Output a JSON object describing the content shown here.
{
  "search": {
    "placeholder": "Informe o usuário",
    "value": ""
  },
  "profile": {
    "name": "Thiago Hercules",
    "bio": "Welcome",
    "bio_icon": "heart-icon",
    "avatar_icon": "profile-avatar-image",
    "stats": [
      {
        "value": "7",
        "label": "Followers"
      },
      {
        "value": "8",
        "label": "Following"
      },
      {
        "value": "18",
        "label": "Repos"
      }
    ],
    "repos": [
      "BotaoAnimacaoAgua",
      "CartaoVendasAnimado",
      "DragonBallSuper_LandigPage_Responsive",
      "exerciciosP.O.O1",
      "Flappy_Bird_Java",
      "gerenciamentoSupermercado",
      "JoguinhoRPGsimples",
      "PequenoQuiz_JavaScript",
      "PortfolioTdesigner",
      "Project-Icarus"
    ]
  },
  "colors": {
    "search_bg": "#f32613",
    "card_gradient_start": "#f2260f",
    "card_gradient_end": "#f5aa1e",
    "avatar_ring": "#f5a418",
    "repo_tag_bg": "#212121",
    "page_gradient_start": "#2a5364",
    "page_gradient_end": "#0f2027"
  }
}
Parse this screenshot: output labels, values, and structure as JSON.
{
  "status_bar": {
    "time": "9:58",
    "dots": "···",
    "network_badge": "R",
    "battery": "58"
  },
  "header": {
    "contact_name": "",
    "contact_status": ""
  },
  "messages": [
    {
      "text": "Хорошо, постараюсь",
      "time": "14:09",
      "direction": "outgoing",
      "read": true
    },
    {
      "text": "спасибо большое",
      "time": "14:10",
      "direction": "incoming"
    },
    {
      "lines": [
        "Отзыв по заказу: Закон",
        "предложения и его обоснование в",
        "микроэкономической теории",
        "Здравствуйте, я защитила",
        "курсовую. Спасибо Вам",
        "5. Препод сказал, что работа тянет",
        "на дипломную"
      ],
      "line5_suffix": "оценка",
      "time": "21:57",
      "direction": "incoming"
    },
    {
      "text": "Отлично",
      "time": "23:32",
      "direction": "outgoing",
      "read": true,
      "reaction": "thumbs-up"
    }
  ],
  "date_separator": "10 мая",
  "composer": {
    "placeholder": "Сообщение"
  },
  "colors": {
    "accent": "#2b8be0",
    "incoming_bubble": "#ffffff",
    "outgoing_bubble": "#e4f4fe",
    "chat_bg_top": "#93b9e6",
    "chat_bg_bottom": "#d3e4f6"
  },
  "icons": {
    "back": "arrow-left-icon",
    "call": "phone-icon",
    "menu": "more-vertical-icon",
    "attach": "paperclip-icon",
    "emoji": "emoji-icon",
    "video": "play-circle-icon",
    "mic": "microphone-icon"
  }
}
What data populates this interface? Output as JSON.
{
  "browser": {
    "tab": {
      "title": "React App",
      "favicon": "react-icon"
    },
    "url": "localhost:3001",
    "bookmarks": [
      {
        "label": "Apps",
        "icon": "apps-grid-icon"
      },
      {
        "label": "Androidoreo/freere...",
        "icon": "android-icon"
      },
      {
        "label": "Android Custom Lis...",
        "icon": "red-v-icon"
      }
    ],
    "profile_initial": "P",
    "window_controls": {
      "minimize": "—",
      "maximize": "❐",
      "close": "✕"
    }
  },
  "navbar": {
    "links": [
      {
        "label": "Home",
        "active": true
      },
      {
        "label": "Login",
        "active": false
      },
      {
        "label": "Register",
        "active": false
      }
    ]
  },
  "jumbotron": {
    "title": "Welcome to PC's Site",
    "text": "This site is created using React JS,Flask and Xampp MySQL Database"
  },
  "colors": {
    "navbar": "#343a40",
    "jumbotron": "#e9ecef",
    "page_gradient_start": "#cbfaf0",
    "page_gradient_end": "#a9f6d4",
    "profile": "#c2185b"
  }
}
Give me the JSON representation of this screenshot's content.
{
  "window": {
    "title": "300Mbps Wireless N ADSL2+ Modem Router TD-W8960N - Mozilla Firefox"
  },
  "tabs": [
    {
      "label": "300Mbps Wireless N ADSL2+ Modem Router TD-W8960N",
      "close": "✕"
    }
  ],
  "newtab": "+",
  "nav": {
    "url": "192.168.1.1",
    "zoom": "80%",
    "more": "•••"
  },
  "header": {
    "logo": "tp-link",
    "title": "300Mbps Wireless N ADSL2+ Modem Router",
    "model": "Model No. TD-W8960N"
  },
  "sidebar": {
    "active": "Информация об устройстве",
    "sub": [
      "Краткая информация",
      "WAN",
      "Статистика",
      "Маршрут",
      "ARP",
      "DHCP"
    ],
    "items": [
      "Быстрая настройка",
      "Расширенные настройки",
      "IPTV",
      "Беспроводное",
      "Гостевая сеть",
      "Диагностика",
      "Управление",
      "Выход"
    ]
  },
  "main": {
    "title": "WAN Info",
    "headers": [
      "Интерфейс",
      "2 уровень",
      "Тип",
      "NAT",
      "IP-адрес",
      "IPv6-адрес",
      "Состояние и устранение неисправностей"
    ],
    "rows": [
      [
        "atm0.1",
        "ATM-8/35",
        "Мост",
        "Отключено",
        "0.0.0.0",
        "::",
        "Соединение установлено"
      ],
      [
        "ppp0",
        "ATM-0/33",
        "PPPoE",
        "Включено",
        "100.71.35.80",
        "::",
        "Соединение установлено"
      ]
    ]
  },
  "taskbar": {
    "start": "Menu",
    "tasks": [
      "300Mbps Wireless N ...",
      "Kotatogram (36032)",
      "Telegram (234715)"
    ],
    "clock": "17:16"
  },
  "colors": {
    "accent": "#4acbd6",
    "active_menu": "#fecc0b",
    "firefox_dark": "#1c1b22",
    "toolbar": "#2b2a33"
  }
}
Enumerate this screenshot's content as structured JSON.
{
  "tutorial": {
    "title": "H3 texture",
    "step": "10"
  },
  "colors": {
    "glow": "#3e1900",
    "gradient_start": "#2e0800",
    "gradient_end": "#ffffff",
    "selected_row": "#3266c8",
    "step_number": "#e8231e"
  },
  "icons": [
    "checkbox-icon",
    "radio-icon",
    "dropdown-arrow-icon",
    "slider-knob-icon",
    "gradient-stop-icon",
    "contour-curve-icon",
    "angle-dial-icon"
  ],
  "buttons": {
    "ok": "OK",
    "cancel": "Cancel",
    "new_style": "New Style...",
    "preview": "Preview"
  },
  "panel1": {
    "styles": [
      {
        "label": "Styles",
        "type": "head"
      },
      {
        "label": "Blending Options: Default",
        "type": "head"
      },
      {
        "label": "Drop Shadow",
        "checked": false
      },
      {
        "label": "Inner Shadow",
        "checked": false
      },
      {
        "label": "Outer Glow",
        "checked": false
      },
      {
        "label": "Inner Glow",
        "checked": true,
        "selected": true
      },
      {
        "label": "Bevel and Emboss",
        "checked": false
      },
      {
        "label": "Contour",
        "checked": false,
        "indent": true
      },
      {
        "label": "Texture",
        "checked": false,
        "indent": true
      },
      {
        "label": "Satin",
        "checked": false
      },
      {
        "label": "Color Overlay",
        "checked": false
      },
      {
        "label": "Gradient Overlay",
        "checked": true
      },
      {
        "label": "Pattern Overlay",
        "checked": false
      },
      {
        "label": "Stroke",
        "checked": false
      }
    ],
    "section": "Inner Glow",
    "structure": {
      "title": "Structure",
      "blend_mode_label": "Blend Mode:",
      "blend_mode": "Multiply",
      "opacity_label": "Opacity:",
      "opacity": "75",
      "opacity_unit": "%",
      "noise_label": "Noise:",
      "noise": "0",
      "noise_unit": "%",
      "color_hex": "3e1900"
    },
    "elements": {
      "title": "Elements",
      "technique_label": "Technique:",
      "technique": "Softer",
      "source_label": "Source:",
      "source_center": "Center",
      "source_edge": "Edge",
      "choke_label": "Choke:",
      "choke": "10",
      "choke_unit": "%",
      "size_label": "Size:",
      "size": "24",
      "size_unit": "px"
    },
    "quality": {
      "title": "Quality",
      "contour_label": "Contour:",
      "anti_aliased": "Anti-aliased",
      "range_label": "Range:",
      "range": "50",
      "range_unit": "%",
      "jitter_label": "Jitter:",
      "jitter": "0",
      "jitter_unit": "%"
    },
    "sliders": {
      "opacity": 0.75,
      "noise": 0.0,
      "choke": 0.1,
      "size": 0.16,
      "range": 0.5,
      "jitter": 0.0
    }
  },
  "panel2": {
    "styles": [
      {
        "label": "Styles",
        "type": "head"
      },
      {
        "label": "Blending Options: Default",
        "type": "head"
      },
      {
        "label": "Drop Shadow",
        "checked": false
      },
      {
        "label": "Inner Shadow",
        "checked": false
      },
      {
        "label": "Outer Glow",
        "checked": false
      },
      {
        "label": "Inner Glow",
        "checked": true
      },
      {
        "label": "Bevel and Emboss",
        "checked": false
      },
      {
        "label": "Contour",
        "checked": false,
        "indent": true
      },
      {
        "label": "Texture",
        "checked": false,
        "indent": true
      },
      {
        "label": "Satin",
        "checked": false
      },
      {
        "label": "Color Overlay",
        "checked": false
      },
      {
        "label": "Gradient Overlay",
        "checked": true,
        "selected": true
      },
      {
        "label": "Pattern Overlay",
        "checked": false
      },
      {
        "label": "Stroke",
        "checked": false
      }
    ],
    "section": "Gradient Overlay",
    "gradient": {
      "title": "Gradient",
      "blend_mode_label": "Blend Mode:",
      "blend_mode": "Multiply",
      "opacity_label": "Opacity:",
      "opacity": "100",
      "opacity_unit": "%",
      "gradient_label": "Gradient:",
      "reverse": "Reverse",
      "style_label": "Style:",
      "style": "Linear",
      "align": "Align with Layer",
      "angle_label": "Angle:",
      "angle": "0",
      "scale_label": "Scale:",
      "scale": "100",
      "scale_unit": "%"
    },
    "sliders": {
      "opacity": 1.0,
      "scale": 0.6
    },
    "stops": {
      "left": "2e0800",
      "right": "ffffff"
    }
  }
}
......
WHAT TO DO> Gather up every line in the data above that contains the word "arrow", copying each one.

SOLUTION TO THIS PROBLEM>
    "back": "arrow-left-icon",
    "dropdown-arrow-icon",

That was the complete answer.